__WORK TO COMPLETE__
Give every line of the material again, exactly as written.

(Collected data entries)

####

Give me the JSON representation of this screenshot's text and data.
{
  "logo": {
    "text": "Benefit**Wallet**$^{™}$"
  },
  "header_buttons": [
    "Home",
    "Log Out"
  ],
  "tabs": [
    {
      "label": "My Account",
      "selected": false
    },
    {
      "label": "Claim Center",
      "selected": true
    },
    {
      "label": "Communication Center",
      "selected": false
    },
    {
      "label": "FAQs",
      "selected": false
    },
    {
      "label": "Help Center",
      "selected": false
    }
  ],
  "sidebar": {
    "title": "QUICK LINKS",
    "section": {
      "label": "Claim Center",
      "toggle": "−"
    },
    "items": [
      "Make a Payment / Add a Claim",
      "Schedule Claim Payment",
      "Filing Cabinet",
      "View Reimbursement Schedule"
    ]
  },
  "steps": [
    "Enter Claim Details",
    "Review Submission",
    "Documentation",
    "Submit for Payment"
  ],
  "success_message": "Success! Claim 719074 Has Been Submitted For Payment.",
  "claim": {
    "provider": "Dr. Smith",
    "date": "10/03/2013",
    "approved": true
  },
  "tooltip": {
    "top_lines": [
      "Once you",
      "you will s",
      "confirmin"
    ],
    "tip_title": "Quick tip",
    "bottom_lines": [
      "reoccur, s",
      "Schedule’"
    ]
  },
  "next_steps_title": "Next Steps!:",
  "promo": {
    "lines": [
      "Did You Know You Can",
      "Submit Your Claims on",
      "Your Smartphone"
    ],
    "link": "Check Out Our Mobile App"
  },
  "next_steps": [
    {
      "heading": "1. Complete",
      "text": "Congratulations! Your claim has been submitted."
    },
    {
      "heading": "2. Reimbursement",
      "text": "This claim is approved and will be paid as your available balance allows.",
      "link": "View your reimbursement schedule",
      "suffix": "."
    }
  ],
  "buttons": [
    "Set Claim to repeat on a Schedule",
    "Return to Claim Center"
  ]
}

####

__CORRECT RESPONSE__
Give me the JSON representation of this screenshot's text and data.
{
  "logo": {
    "text": "Benefit**Wallet**$^{™}$"
  },
  "header_buttons": [
    "Home",
    "Log Out"
  ],
  "tabs": [
    {
      "label": "My Account",
      "selected": false
    },
    {
      "label": "Claim Center",
      "selected": true
    },
    {
      "label": "Communication Center",
      "selected": false
    },
    {
      "label": "FAQs",
      "selected": false
    },
    {
      "label": "Help Center",
      "selected": false
    }
  ],
  "sidebar": {
    "title": "QUICK LINKS",
    "section": {
      "label": "Claim Center",
      "toggle": "−"
    },
    "items": [
      "Make a Payment / Add a Claim",
      "Schedule Claim Payment",
      "Filing Cabinet",
      "View Reimbursement Schedule"
    ]
  },
  "steps": [
    "Enter Claim Details",
    "Review Submission",
    "Documentation",
    "Submit for Payment"
  ],
  "success_message": "Success! Claim 719074 Has Been Submitted For Payment.",
  "claim": {
    "provider": "Dr. Smith",
    "date": "10/03/2013",
    "approved": true
  },
  "tooltip": {
    "top_lines": [
      "Once you",
      "you will s",
      "confirmin"
    ],
    "tip_title": "Quick tip",
    "bottom_lines": [
      "reoccur, s",
      "Schedule’"
    ]
  },
  "next_steps_title": "Next Steps!:",
  "promo": {
    "lines": [
      "Did You Know You Can",
      "Submit Your Claims on",
      "Your Smartphone"
    ],
    "link": "Check Out Our Mobile App"
  },
  "next_steps": [
    {
      "heading": "1. Complete",
      "text": "Congratulations! Your claim has been submitted."
    },
    {
      "heading": "2. Reimbursement",
      "text": "This claim is approved and will be paid as your available balance allows.",
      "link": "View your reimbursement schedule",
      "suffix": "."
    }
  ],
  "buttons": [
    "Set Claim to repeat on a Schedule",
    "Return to Claim Center"
  ]
}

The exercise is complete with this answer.